-- Start RECORDS TO PROCESS --

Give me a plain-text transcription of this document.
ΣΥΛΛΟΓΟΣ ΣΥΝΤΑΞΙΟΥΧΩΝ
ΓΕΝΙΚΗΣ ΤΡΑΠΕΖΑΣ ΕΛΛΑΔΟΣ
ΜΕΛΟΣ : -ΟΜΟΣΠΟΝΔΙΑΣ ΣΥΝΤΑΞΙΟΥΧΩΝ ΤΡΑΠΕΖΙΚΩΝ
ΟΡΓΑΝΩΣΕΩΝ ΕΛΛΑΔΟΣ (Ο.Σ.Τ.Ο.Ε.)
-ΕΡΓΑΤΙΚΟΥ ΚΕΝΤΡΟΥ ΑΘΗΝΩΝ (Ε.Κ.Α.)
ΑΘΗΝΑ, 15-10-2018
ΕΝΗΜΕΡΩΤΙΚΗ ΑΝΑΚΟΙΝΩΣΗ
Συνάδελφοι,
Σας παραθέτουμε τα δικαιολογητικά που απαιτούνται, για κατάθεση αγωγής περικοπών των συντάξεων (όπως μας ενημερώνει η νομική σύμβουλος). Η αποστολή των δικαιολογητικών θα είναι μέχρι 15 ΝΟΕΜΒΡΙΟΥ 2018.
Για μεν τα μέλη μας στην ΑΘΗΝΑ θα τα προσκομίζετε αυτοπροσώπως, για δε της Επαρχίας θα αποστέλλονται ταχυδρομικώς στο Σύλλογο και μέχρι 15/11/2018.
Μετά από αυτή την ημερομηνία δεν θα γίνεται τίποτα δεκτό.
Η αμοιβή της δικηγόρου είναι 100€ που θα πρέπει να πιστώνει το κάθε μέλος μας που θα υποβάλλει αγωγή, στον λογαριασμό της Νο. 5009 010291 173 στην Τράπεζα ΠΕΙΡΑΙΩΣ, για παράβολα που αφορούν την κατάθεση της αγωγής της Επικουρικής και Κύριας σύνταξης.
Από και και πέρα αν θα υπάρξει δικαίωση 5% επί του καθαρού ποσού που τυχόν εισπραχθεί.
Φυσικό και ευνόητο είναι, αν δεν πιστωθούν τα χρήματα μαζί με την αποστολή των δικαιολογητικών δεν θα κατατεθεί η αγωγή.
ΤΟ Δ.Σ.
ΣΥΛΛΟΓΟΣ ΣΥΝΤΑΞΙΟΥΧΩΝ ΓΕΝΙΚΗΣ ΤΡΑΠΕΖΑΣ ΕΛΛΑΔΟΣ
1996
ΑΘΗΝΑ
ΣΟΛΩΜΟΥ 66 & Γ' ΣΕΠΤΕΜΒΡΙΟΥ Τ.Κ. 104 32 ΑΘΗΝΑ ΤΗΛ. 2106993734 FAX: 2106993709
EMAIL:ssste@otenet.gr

-- End RECORDS TO PROCESS --

**EXERCISE BRIEF:** Every record should be given again exactly.

**RESULT BELOW:**
Give me a plain-text transcription of this document.
ΣΥΛΛΟΓΟΣ ΣΥΝΤΑΞΙΟΥΧΩΝ
ΓΕΝΙΚΗΣ ΤΡΑΠΕΖΑΣ ΕΛΛΑΔΟΣ
ΜΕΛΟΣ : -ΟΜΟΣΠΟΝΔΙΑΣ ΣΥΝΤΑΞΙΟΥΧΩΝ ΤΡΑΠΕΖΙΚΩΝ
ΟΡΓΑΝΩΣΕΩΝ ΕΛΛΑΔΟΣ (Ο.Σ.Τ.Ο.Ε.)
-ΕΡΓΑΤΙΚΟΥ ΚΕΝΤΡΟΥ ΑΘΗΝΩΝ (Ε.Κ.Α.)
ΑΘΗΝΑ, 15-10-2018
ΕΝΗΜΕΡΩΤΙΚΗ ΑΝΑΚΟΙΝΩΣΗ
Συνάδελφοι,
Σας παραθέτουμε τα δικαιολογητικά που απαιτούνται, για κατάθεση αγωγής περικοπών των συντάξεων (όπως μας ενημερώνει η νομική σύμβουλος). Η αποστολή των δικαιολογητικών θα είναι μέχρι 15 ΝΟΕΜΒΡΙΟΥ 2018.
Για μεν τα μέλη μας στην ΑΘΗΝΑ θα τα προσκομίζετε αυτοπροσώπως, για δε της Επαρχίας θα αποστέλλονται ταχυδρομικώς στο Σύλλογο και μέχρι 15/11/2018.
Μετά από αυτή την ημερομηνία δεν θα γίνεται τίποτα δεκτό.
Η αμοιβή της δικηγόρου είναι 100€ που θα πρέπει να πιστώνει το κάθε μέλος μας που θα υποβάλλει αγωγή, στον λογαριασμό της Νο. 5009 010291 173 στην Τράπεζα ΠΕΙΡΑΙΩΣ, για παράβολα που αφορούν την κατάθεση της αγωγής της Επικουρικής και Κύριας σύνταξης.
Από και και πέρα αν θα υπάρξει δικαίωση 5% επί του καθαρού ποσού που τυχόν εισπραχθεί.
Φυσικό και ευνόητο είναι, αν δεν πιστωθούν τα χρήματα μαζί με την αποστολή των δικαιολογητικών δεν θα κατατεθεί η αγωγή.
ΤΟ Δ.Σ.
ΣΥΛΛΟΓΟΣ ΣΥΝΤΑΞΙΟΥΧΩΝ ΓΕΝΙΚΗΣ ΤΡΑΠΕΖΑΣ ΕΛΛΑΔΟΣ
1996
ΑΘΗΝΑ
ΣΟΛΩΜΟΥ 66 & Γ' ΣΕΠΤΕΜΒΡΙΟΥ Τ.Κ. 104 32 ΑΘΗΝΑ ΤΗΛ. 2106993734 FAX: 2106993709
EMAIL:ssste@otenet.gr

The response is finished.